▸ **DIRECTION**
How many of the lines below contain the string "legend", counting only case-exact matches? Reply with the number alone.

|---|

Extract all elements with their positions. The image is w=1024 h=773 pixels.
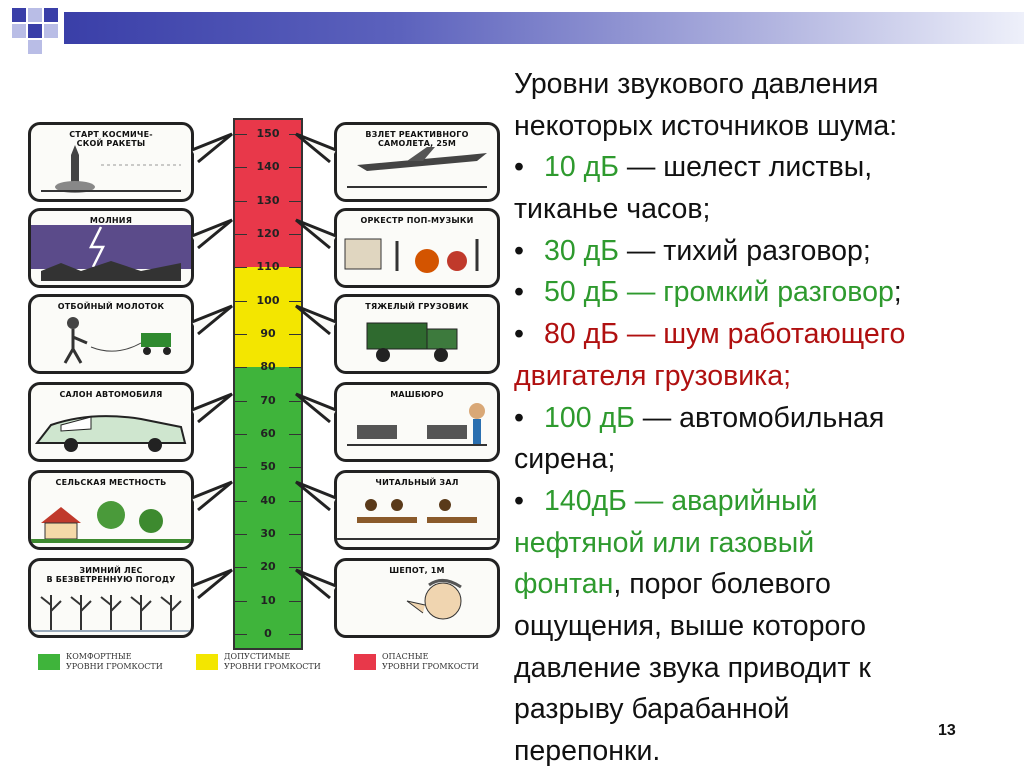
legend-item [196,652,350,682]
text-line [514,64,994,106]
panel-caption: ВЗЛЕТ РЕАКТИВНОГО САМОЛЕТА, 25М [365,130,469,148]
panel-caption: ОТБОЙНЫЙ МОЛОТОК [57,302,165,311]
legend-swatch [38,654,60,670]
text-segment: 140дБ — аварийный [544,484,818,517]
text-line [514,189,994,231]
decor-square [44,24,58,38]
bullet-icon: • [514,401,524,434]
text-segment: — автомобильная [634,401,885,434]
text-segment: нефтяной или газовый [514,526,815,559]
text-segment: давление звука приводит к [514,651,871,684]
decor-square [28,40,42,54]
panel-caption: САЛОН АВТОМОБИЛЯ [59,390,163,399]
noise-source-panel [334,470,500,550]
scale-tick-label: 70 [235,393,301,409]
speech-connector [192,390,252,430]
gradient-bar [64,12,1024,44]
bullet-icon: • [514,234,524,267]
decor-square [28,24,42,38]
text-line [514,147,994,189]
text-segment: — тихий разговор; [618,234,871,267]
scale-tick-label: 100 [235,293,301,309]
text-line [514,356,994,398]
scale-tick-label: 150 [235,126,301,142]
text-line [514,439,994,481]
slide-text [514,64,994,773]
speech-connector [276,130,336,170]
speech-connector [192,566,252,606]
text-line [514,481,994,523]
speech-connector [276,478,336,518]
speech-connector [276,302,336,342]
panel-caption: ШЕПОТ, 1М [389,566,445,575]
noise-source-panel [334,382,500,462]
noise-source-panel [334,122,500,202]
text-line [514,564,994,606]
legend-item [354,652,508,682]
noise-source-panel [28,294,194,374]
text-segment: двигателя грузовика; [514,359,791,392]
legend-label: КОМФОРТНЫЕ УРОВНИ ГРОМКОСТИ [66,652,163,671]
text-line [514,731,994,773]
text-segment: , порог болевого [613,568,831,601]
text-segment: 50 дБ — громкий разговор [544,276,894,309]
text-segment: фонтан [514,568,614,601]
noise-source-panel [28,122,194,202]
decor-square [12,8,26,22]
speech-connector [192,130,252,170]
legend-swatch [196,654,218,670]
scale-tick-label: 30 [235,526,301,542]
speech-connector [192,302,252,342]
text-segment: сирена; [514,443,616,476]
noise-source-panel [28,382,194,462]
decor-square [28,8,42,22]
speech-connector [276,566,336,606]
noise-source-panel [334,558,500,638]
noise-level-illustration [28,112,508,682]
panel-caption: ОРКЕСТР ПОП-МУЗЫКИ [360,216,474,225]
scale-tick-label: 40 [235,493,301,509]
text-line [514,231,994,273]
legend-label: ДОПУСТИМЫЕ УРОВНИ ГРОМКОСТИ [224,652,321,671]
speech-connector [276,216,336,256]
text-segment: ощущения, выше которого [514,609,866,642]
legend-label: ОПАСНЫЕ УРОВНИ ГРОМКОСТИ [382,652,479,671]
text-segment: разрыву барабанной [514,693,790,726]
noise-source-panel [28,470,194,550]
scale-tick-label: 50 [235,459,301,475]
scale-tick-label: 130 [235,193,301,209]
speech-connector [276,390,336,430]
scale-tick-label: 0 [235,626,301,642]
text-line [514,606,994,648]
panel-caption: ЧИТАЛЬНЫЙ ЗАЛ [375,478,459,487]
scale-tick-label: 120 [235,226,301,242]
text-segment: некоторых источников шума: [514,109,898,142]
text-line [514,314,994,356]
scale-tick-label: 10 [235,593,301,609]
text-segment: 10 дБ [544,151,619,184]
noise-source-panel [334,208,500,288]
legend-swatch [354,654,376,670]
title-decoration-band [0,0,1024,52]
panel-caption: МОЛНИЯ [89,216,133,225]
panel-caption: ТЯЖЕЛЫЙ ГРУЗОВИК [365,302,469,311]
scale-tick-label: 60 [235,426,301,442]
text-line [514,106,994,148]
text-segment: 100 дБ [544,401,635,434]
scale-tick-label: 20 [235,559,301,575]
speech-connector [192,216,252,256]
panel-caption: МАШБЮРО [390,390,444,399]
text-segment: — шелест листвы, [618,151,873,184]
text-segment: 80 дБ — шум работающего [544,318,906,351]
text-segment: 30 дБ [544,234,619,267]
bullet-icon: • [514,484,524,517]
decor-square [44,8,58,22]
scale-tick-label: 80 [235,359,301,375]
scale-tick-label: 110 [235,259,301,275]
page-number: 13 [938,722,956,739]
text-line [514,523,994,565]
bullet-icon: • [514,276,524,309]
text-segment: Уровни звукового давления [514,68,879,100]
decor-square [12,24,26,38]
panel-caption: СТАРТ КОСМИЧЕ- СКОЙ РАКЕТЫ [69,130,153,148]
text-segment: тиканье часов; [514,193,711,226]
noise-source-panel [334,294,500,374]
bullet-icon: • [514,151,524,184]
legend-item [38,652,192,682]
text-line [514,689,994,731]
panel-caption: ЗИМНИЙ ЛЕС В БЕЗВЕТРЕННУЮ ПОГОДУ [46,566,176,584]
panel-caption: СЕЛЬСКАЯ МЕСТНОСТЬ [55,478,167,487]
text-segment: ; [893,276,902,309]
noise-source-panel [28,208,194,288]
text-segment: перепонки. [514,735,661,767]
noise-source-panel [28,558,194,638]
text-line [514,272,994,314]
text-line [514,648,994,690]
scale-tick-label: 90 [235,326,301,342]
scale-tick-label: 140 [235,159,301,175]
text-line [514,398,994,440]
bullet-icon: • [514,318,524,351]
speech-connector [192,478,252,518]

|---|

▸ **TASK RESULT**
9